→ Dataset
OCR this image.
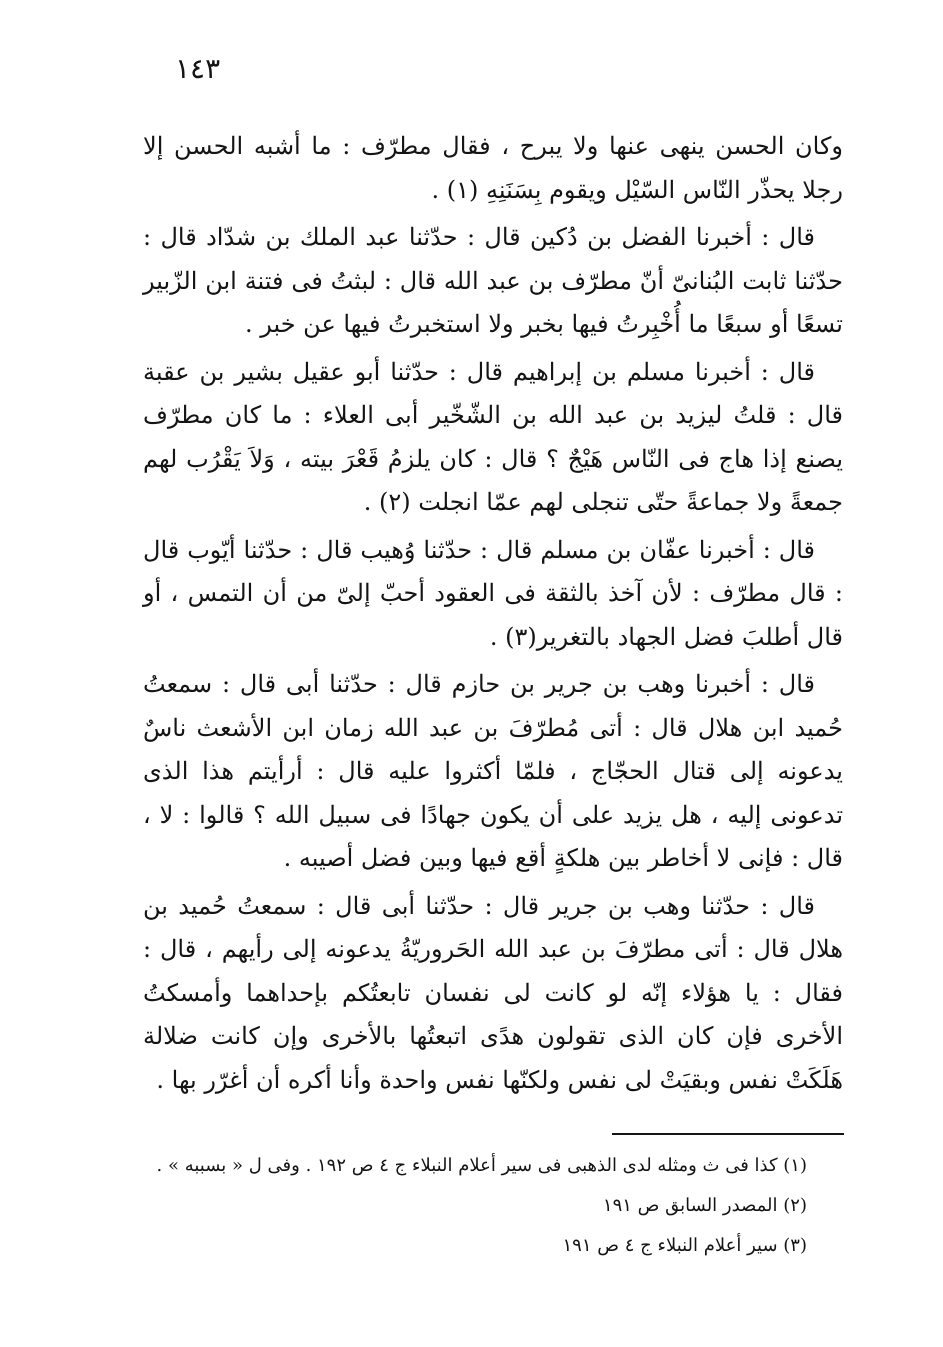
١٤٣

وكان الحسن ينهى عنها ولا يبرح ، فقال مطرّف : ما أشبه الحسن إلا رجلا يحذّر النّاس السّيْل ويقوم بِسَنَنِهِ (١) .

قال : أخبرنا الفضل بن دُكين قال : حدّثنا عبد الملك بن شدّاد قال : حدّثنا ثابت البُنانىّ أنّ مطرّف بن عبد الله قال : لبثتُ فى فتنة ابن الزّبير تسعًا أو سبعًا ما أُخْبِرتُ فيها بخبر ولا استخبرتُ فيها عن خبر .

قال : أخبرنا مسلم بن إبراهيم قال : حدّثنا أبو عقيل بشير بن عقبة قال : قلتُ ليزيد بن عبد الله بن الشّخّير أبى العلاء : ما كان مطرّف يصنع إذا هاج فى النّاس هَيْجٌ ؟ قال : كان يلزمُ قَعْرَ بيته ، وَلاَ يَقْرُب لهم جمعةً ولا جماعةً حتّى تنجلى لهم عمّا انجلت (٢) .

قال : أخبرنا عفّان بن مسلم قال : حدّثنا وُهيب قال : حدّثنا أيّوب قال : قال مطرّف : لأن آخذ بالثقة فى العقود أحبّ إلىّ من أن التمس ، أو قال أطلبَ فضل الجهاد بالتغرير(٣) .

قال : أخبرنا وهب بن جرير بن حازم قال : حدّثنا أبى قال : سمعتُ حُميد ابن هلال قال : أتى مُطرّفَ بن عبد الله زمان ابن الأشعث ناسٌ يدعونه إلى قتال الحجّاج ، فلمّا أكثروا عليه قال : أرأيتم هذا الذى تدعونى إليه ، هل يزيد على أن يكون جهادًا فى سبيل الله ؟ قالوا : لا ، قال : فإنى لا أخاطر بين هلكةٍ أقع فيها وبين فضل أصيبه .

قال : حدّثنا وهب بن جرير قال : حدّثنا أبى قال : سمعتُ حُميد بن هلال قال : أتى مطرّفَ بن عبد الله الحَروريّةُ يدعونه إلى رأيهم ، قال : فقال : يا هؤلاء إنّه لو كانت لى نفسان تابعتُكم بإحداهما وأمسكتُ الأخرى فإن كان الذى تقولون هدًى اتبعتُها بالأخرى وإن كانت ضلالة هَلَكَتْ نفس وبقيَتْ لى نفس ولكنّها نفس واحدة وأنا أكره أن أغرّر بها .

(١) كذا فى ث ومثله لدى الذهبى فى سير أعلام النبلاء ج ٤ ص ١٩٢ . وفى ل « بسببه » .
(٢) المصدر السابق ص ١٩١
(٣) سير أعلام النبلاء ج ٤ ص ١٩١
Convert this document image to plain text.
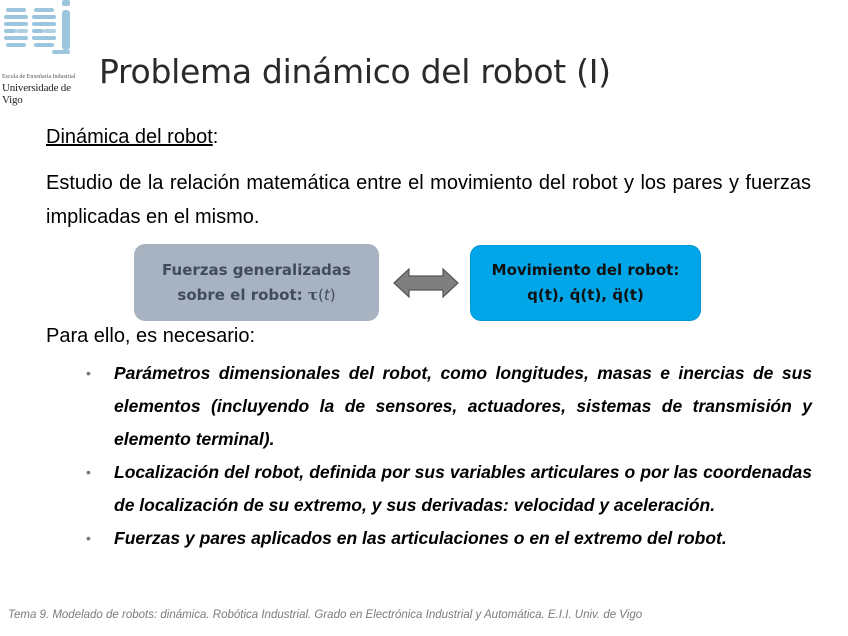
Escola de Enxeñaría Industrial
Universidade de Vigo
Problema dinámico del robot (I)
Dinámica del robot:
Estudio de la relación matemática entre el movimiento del robot y los pares y fuerzas implicadas en el mismo.
Fuerzas generalizadas
sobre el robot: τ(t)
Movimiento del robot:
q(t), q̇(t), q̈(t)
Para ello, es necesario:
• Parámetros dimensionales del robot, como longitudes, masas e inercias de sus elementos (incluyendo la de sensores, actuadores, sistemas de transmisión y elemento terminal).
• Localización del robot, definida por sus variables articulares o por las coordenadas de localización de su extremo, y sus derivadas: velocidad y aceleración.
• Fuerzas y pares aplicados en las articulaciones o en el extremo del robot.
Tema 9. Modelado de robots: dinámica. Robótica Industrial. Grado en Electrónica Industrial y Automática. E.I.I. Univ. de Vigo
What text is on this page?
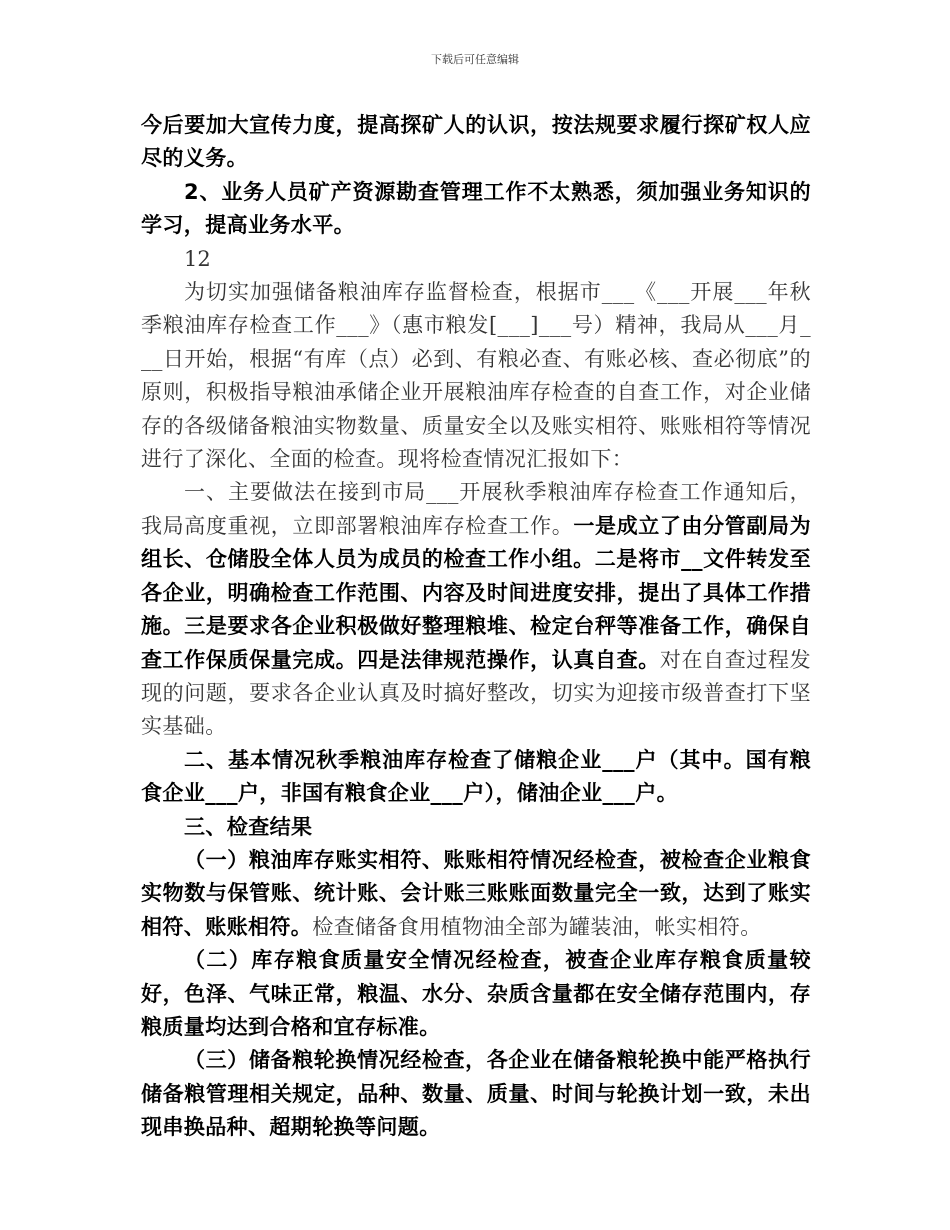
下载后可任意编辑

今后要加大宣传力度，提高探矿人的认识，按法规要求履行探矿权人应尽的义务。

2、业务人员矿产资源勘查管理工作不太熟悉，须加强业务知识的学习，提高业务水平。

12

为切实加强储备粮油库存监督检查，根据市___《___开展___年秋季粮油库存检查工作___》（惠市粮发[___]___号）精神，我局从___月___日开始，根据“有库（点）必到、有粮必查、有账必核、查必彻底”的原则，积极指导粮油承储企业开展粮油库存检查的自查工作，对企业储存的各级储备粮油实物数量、质量安全以及账实相符、账账相符等情况进行了深化、全面的检查。现将检查情况汇报如下：

一、主要做法在接到市局___开展秋季粮油库存检查工作通知后，我局高度重视，立即部署粮油库存检查工作。一是成立了由分管副局为组长、仓储股全体人员为成员的检查工作小组。二是将市__文件转发至各企业，明确检查工作范围、内容及时间进度安排，提出了具体工作措施。三是要求各企业积极做好整理粮堆、检定台秤等准备工作，确保自查工作保质保量完成。四是法律规范操作，认真自查。对在自查过程发现的问题，要求各企业认真及时搞好整改，切实为迎接市级普查打下坚实基础。

二、基本情况秋季粮油库存检查了储粮企业___户（其中。国有粮食企业___户，非国有粮食企业___户），储油企业___户。

三、检查结果

（一）粮油库存账实相符、账账相符情况经检查，被检查企业粮食实物数与保管账、统计账、会计账三账账面数量完全一致，达到了账实相符、账账相符。检查储备食用植物油全部为罐装油，帐实相符。

（二）库存粮食质量安全情况经检查，被查企业库存粮食质量较好，色泽、气味正常，粮温、水分、杂质含量都在安全储存范围内，存粮质量均达到合格和宜存标准。

（三）储备粮轮换情况经检查，各企业在储备粮轮换中能严格执行储备粮管理相关规定，品种、数量、质量、时间与轮换计划一致，未出现串换品种、超期轮换等问题。
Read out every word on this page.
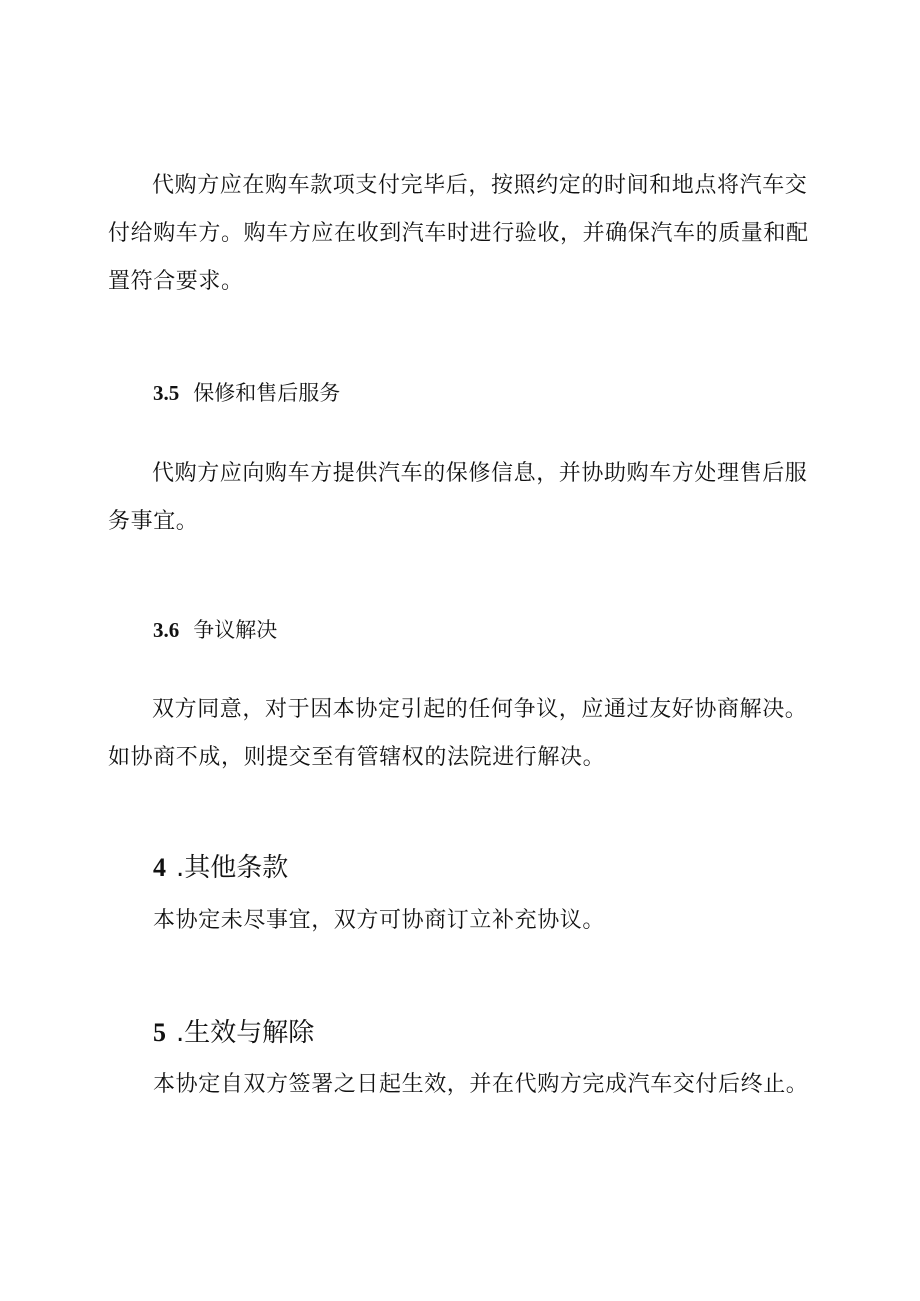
代购方应在购车款项支付完毕后，按照约定的时间和地点将汽车交付给购车方。购车方应在收到汽车时进行验收，并确保汽车的质量和配置符合要求。

3.5 保修和售后服务

代购方应向购车方提供汽车的保修信息，并协助购车方处理售后服务事宜。

3.6 争议解决

双方同意，对于因本协定引起的任何争议，应通过友好协商解决。如协商不成，则提交至有管辖权的法院进行解决。

4 .其他条款

本协定未尽事宜，双方可协商订立补充协议。

5 .生效与解除

本协定自双方签署之日起生效，并在代购方完成汽车交付后终止。
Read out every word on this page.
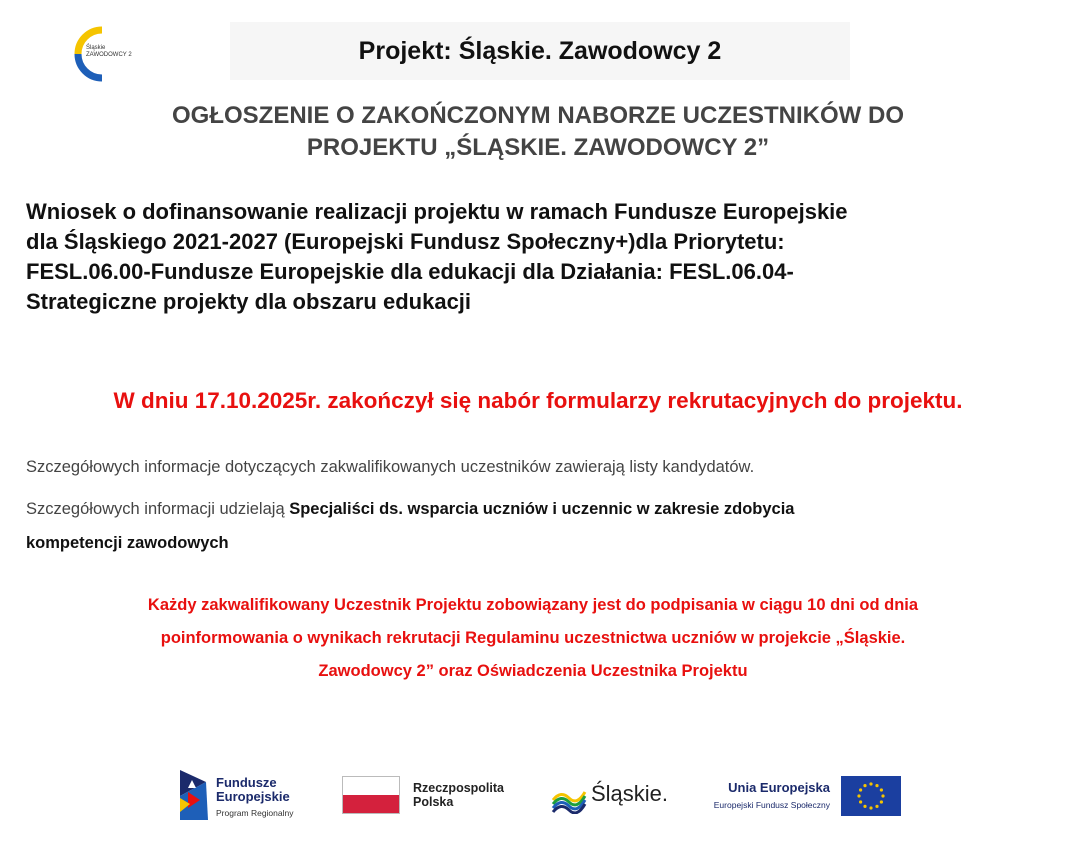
Śląskie
ZAWODOWCY 2	Projekt: Śląskie. Zawodowcy 2
OGŁOSZENIE O ZAKOŃCZONYM NABORZE UCZESTNIKÓW DO
PROJEKTU „ŚLĄSKIE. ZAWODOWCY 2”
Wniosek o dofinansowanie realizacji projektu w ramach Fundusze Europejskie
dla Śląskiego 2021-2027 (Europejski Fundusz Społeczny+)dla Priorytetu:
FESL.06.00-Fundusze Europejskie dla edukacji dla Działania: FESL.06.04-
Strategiczne projekty dla obszaru edukacji
W dniu 17.10.2025r. zakończył się nabór formularzy rekrutacyjnych do projektu.
Szczegółowych informacje dotyczących zakwalifikowanych uczestników zawierają listy kandydatów.
Szczegółowych informacji udzielają Specjaliści ds. wsparcia uczniów i uczennic w zakresie zdobycia
kompetencji zawodowych
Każdy zakwalifikowany Uczestnik Projektu zobowiązany jest do podpisania w ciągu 10 dni od dnia
poinformowania o wynikach rekrutacji Regulaminu uczestnictwa uczniów w projekcie „Śląskie.
Zawodowcy 2” oraz Oświadczenia Uczestnika Projektu
Fundusze
Europejskie
Program Regionalny
Rzeczpospolita
Polska	Śląskie.	Unia Europejska
Europejski Fundusz Społeczny
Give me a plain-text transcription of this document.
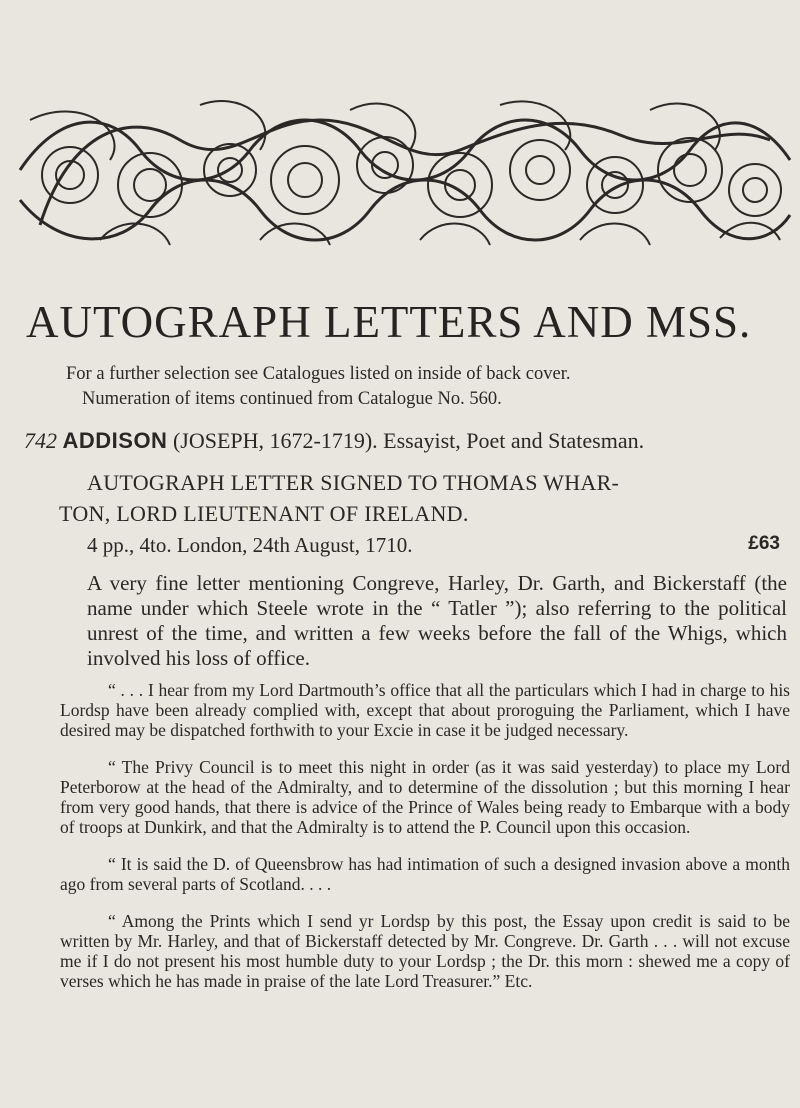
AUTOGRAPH LETTERS AND MSS.
For a further selection see Catalogues listed on inside of back cover.
Numeration of items continued from Catalogue No. 560.
742 ADDISON (JOSEPH, 1672-1719). Essayist, Poet and Statesman.
AUTOGRAPH LETTER SIGNED TO THOMAS WHAR-
TON, LORD LIEUTENANT OF IRELAND.
4 pp., 4to. London, 24th August, 1710.	£63
A very fine letter mentioning Congreve, Harley, Dr. Garth, and Bickerstaff (the name under which Steele wrote in the “ Tatler ”); also referring to the political unrest of the time, and written a few weeks before the fall of the Whigs, which involved his loss of office.

“ . . . I hear from my Lord Dartmouth’s office that all the particulars which I had in charge to his Lordsp have been already complied with, except that about proroguing the Parliament, which I have desired may be dispatched forthwith to your Excie in case it be judged necessary.

“ The Privy Council is to meet this night in order (as it was said yesterday) to place my Lord Peterborow at the head of the Admiralty, and to determine of the dissolution ; but this morning I hear from very good hands, that there is advice of the Prince of Wales being ready to Embarque with a body of troops at Dunkirk, and that the Admiralty is to attend the P. Council upon this occasion.

“ It is said the D. of Queensbrow has had intimation of such a designed invasion above a month ago from several parts of Scotland. . . .

“ Among the Prints which I send yr Lordsp by this post, the Essay upon credit is said to be written by Mr. Harley, and that of Bickerstaff detected by Mr. Congreve. Dr. Garth . . . will not excuse me if I do not present his most humble duty to your Lordsp ; the Dr. this morn : shewed me a copy of verses which he has made in praise of the late Lord Treasurer.” Etc.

→ Set problem
Go through the records and pull out each line that includes the word "image".

→ Task answer
OCR this image.
Convert this document image to plain text.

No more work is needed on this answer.